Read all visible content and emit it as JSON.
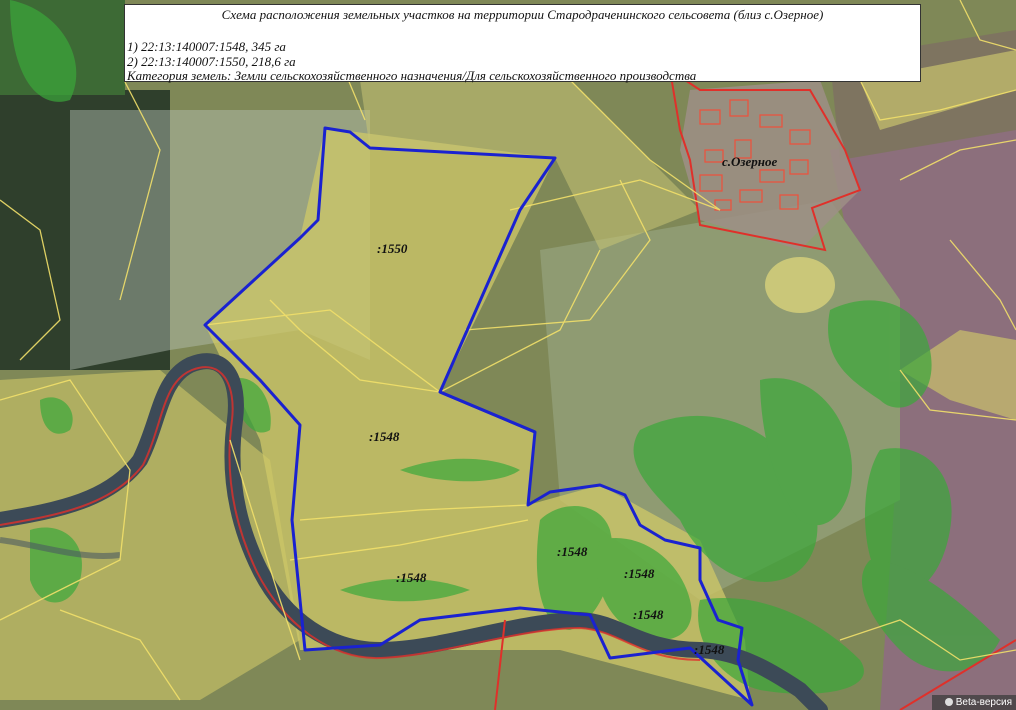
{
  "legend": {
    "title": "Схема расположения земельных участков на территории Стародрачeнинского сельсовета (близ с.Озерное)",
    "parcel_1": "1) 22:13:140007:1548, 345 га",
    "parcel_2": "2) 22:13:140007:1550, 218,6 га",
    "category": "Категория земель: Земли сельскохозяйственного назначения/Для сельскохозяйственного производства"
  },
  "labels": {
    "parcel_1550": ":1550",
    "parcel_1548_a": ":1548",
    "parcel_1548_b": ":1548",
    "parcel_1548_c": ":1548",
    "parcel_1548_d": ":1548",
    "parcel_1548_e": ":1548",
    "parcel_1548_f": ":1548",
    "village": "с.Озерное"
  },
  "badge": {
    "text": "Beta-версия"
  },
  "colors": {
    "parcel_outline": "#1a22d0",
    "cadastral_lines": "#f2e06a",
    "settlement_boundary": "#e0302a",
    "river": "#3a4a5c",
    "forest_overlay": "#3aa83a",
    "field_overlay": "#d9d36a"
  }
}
---
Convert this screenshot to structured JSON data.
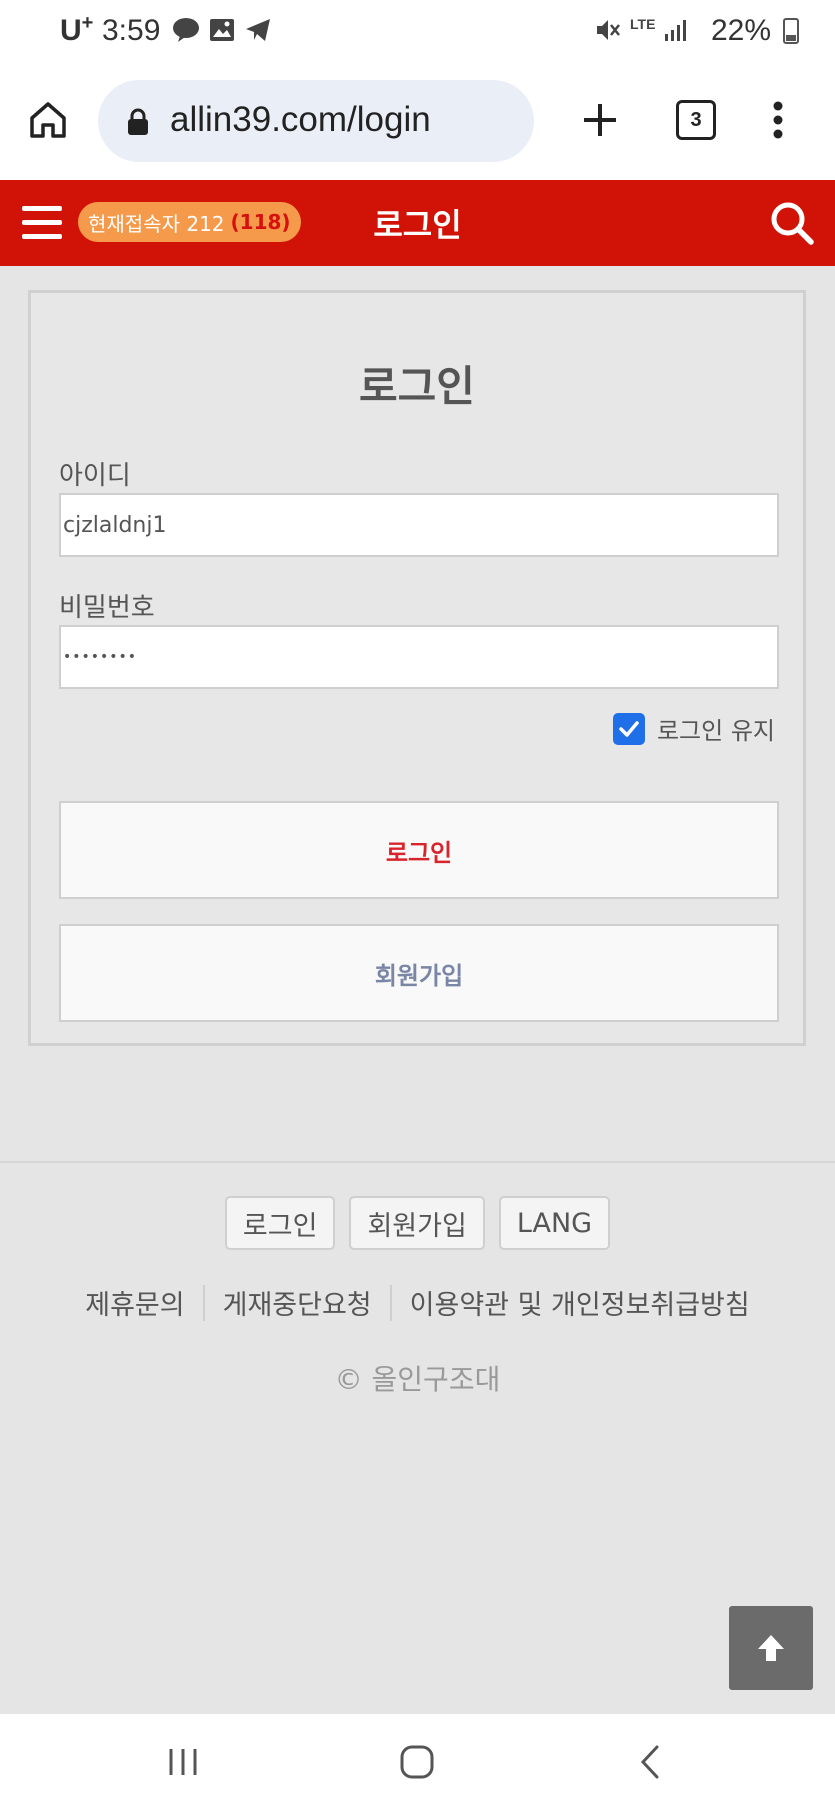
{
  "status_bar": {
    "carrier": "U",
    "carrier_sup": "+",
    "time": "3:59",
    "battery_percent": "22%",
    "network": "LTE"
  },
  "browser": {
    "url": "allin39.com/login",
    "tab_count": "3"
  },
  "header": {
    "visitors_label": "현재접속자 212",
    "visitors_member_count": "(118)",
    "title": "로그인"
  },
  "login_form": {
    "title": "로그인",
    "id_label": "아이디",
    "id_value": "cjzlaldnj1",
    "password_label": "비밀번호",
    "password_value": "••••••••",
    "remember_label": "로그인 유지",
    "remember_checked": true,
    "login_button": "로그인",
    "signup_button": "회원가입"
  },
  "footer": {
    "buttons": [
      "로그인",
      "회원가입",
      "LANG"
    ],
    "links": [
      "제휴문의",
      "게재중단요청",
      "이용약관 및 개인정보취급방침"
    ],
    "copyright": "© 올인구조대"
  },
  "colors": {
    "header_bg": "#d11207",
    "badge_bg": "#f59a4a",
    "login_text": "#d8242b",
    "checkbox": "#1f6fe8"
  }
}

**REQUIRED WORK:**
Copy each line that holds the word "JSON".

**WRITTEN SOLUTION:**
Read all visible content and emit it as JSON.
Convert this screenshot to structured JSON data.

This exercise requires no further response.